-- TRECHO ORIGINAL --
Na parte de baixo fica uma porta proprietária para uma dock e carregador. Eu poderia entender a decisão por um conector proprietário se o tablet ao menos se recarregasse rapidamente, o que não foi o caso em minha unidade de pré-produção, que demorou muito mais do que o esperado. Iremos analisar este ponto novamente quando tivermos uma unidade final do aparelho em mãos.

Software e usabilidade

O Tablet S está cheio de ajustes de software e hardware que o destaam dos concorrentes. Por exemplo, a Sony adicionou um algoritmo proprietário ao firmware da tela de toque que analisa o movimento dos dedos e melhora a resposta. O menu de aplicativos, que foi redesenhado, permite aumentar o tamanho dos ícones ou selecionar modos de visualização personalizados como “ordem alfabética” ou “mais recentes primeiro”.

-- REGISTROS DE DADOS --
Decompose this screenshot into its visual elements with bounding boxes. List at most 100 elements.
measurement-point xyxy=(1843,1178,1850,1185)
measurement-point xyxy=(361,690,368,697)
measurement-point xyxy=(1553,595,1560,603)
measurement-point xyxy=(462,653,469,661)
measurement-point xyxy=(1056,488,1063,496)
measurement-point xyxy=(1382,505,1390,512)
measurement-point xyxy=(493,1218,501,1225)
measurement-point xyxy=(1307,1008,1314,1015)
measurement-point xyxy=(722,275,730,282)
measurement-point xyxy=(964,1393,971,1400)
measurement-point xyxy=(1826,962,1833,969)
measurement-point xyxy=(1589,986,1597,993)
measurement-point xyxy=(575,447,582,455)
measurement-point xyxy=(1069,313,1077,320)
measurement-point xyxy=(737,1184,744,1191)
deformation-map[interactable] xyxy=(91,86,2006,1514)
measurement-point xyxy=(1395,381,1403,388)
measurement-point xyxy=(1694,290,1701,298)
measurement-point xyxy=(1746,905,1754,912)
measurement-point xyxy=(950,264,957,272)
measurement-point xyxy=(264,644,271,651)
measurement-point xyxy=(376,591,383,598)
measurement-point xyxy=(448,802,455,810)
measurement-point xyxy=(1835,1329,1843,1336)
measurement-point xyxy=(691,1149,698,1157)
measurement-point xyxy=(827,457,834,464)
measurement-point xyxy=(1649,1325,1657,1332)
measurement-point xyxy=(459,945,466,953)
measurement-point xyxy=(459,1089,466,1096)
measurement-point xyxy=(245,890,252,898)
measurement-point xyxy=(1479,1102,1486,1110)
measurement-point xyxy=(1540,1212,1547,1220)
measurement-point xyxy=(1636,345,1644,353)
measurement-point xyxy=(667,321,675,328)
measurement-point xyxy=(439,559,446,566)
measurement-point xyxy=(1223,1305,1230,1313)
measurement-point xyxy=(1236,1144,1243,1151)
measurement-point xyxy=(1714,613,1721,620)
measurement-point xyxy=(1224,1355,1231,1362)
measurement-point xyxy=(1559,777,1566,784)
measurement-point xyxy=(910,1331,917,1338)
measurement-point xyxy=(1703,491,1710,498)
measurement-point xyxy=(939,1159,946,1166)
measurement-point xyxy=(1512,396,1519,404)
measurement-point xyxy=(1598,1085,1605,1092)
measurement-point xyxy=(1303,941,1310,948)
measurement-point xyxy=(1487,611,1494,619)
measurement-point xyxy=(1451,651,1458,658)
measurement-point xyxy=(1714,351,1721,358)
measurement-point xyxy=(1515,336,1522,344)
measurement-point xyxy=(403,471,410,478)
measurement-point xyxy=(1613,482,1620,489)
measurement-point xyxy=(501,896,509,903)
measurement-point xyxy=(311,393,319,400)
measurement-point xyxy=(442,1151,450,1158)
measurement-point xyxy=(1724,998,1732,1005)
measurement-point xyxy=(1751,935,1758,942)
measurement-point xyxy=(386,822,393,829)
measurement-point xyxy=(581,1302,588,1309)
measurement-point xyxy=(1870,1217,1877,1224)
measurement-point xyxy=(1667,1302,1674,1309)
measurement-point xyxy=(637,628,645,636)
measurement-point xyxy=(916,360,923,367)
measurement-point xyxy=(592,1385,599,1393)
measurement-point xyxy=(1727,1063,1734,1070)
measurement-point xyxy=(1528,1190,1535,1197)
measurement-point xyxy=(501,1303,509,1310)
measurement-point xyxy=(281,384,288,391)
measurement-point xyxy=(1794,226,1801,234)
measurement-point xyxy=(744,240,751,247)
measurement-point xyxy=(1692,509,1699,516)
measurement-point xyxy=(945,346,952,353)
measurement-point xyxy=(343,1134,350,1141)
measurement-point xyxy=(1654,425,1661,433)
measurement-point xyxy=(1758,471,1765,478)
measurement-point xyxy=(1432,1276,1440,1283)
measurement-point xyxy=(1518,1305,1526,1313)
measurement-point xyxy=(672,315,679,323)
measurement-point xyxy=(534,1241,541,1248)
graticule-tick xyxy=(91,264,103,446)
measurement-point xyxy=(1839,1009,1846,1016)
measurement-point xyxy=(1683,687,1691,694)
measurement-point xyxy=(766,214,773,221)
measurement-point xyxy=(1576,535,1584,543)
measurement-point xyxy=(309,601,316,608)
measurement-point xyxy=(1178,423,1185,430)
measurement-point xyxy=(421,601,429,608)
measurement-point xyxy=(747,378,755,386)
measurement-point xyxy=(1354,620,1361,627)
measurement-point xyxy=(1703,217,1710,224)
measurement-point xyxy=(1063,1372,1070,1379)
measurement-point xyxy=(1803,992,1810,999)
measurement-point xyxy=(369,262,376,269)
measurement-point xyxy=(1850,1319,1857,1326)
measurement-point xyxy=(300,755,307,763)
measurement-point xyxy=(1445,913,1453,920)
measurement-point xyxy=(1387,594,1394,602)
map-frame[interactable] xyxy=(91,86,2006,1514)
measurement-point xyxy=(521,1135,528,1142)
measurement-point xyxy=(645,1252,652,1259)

-- EXERCÍCIO --
Troque "dock" por "base" ao reproduzir o trecho sobre o Tablet S entre "Na parte de" e "aparelho em mãos.", inclusive. Não é preciso consultar a listagem.

-- RESPOSTA ESCRITA --
Na parte de baixo fica uma porta proprietária para uma base e carregador. Eu poderia entender a decisão por um conector proprietário se o tablet ao menos se recarregasse rapidamente, o que não foi o caso em minha unidade de pré-produção, que demorou muito mais do que o esperado. Iremos analisar este ponto novamente quando tivermos uma unidade final do aparelho em mãos.